Text segment:

BRIEF SUMMARY OF THE INVENTION

To reduce the cost of making LVDT measurements we disclose a way to make an interface device that allows to perform LVDT measurements with a smart phone, a tablet, or other computing device capable of measuring analog electric signals. For example, it could be a microcontroller with a sound input.

BRIEF DESCRIPTION OF THE SEVERAL VIEWS OF THE DRAWING

FIG. 1. Schematic of typical LVDT

FIG. 2. Example of LVDT adapter schematic

DETAILED DESCRIPTION OF THE INVENTION

Theoretically, the conventional measurement of LVDT can be carried out with the usual audio card, by simply exciting P1 and P2 with an analog audio output channel (FIG. 1), and then reading the signal on P3 and P4 with a line or microphone input.

However, in practice this runs into numerous difficulties as the hardware and software was developed with human audio communication in mind, and not for making measurements. In particular, the following obstacles occur in real-world systems:

• • there might not be any way to synchronize output and input of digitized analog signals introducing variable delay between output of excitation signal and its recording. This makes analysis of input signal difficult and is an obstacle to determination whether L1 or L2 has more influence on the output signal as this results in change of the polarity of voltage on P3 and P4 terminals;
  • the amplitude of the output signal in volts might not be well-defined or impossible to determine by analysis software. For example, in many systems there are multiple volume controls over individual channels as well as a master control over output. In addition, even if the volume levels are fixed, there might be variation due to the internal voltage reference that was not designed for long-term stability;
  • the gain of the input channel and/or the recording volume can vary and in some systems (like Android phones) is inaccessible to software. In some systems there is an automatic gain control that varies gain without software knowledge;
  • many systems include additional circuitry to sense whether anything is connected to analog audio ports and change system configuration based on the readings;
  • many systems include additional circuitry to sense whether microphone is connected and sometimes provide voltage to power microphone amplifier.

To solve these issues we developed an adapter that allows LVDTs and similar devices to be used with commonly available tablets, phones, notebooks, microcontrollers and other computing devices.

An example adapter schematic is shown on FIG. 2. On the left there are 4 terminals OL, OR, IR and GND to be connected to the left and right output channels, input channel and ground of the computing device. The left and right channels can be interchanged.

On the right, there are outputs to excitation coils of the LVDT (C2a and C2b) and the measurement coil (C1a and C1b). The excitation and measurement coils can be interchanged.

Data shown:
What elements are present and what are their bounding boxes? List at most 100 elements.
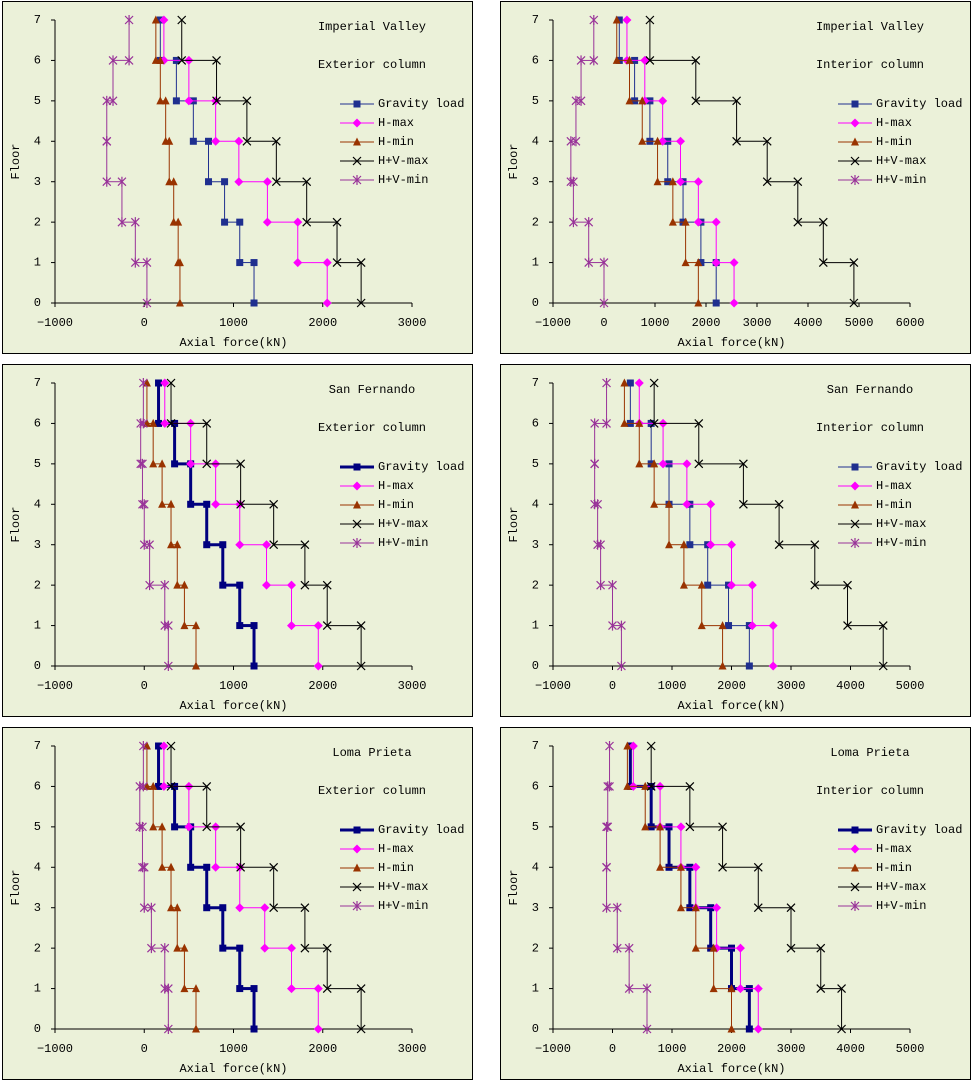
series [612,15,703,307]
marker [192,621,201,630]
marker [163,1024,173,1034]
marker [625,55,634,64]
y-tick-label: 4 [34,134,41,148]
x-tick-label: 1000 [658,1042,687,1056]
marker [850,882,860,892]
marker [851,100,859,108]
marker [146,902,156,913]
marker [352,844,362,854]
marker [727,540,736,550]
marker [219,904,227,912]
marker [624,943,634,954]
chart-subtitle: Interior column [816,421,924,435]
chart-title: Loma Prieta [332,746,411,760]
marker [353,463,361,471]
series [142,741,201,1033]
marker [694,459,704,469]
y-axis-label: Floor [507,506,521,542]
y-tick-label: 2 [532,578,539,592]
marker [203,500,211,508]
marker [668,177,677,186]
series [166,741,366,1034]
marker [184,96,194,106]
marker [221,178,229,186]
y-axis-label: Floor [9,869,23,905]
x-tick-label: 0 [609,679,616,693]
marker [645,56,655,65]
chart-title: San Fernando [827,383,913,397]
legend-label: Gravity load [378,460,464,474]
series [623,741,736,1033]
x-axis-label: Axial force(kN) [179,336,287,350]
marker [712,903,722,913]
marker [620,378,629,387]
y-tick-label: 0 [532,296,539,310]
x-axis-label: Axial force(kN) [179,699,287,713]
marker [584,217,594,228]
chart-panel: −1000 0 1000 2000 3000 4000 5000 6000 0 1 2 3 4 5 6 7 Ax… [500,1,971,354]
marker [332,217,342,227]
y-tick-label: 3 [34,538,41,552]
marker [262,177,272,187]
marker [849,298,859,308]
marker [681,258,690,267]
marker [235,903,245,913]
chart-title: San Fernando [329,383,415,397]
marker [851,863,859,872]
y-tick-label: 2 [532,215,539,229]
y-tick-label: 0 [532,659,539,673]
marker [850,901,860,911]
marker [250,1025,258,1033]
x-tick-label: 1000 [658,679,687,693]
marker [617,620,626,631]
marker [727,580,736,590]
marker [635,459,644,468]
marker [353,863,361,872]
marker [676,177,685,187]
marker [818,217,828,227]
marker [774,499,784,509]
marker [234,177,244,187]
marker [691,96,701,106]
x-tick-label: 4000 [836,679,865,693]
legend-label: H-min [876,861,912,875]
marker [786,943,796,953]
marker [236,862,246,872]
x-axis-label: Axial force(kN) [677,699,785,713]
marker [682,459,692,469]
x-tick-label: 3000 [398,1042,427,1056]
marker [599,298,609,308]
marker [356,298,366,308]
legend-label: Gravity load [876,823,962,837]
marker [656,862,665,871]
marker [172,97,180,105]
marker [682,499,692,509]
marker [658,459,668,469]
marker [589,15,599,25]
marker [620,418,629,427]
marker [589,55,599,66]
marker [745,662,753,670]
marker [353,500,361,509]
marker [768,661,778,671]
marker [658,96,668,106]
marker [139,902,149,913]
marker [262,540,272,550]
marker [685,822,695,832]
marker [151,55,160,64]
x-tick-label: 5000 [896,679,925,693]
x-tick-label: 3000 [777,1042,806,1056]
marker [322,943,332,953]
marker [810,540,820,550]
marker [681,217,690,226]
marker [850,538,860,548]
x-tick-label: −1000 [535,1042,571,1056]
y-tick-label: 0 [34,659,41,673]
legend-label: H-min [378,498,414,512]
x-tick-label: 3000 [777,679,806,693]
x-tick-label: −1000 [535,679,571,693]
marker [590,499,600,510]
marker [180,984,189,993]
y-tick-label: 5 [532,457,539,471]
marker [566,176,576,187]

What is expected:
Extend the description of the LVDT measurement adapter, picking up after its final sentence about the excitation and measurement coils.

Output:
The optional capacitor C1 blocks any voltage coming from IR terminal from heating the LVDT coil. The resistor R1 is picked to signal to the computing device that the recording input is present. A value of 2.2 kOhm works well, but other values, including 0 Ohm are also suitable, depending on device specifications.

The capacitor C2 and resistor R2 allow to feed a signal from OR terminal directly to IR input. This allows probing of overall gain from output to input while bypassing LVDT. The capacitor C2 and resistor R2 can be interchanged, and even omitted when the gain is known or other coupling between output and input channel exists.

The signal fed to IR input also serves to provide a non-zero input when L3 and F are balanced, this can be used to stabilize automatic gain control and/or provide stable conditions for measurement.

If more output channels and/or input channels are available multiple LVDTs can be read out at the same time.

Additional output channels can drive coils L1 and L2 (FIG. 1) separately, in order to achieve specific balance of excitation. For example, the coils can be driven so as to keep the output signal from L3 smaller than a certain value.

When multiple input channels are available the scheme can be reversed by supplying signal to L3 and reading out L1 and L2.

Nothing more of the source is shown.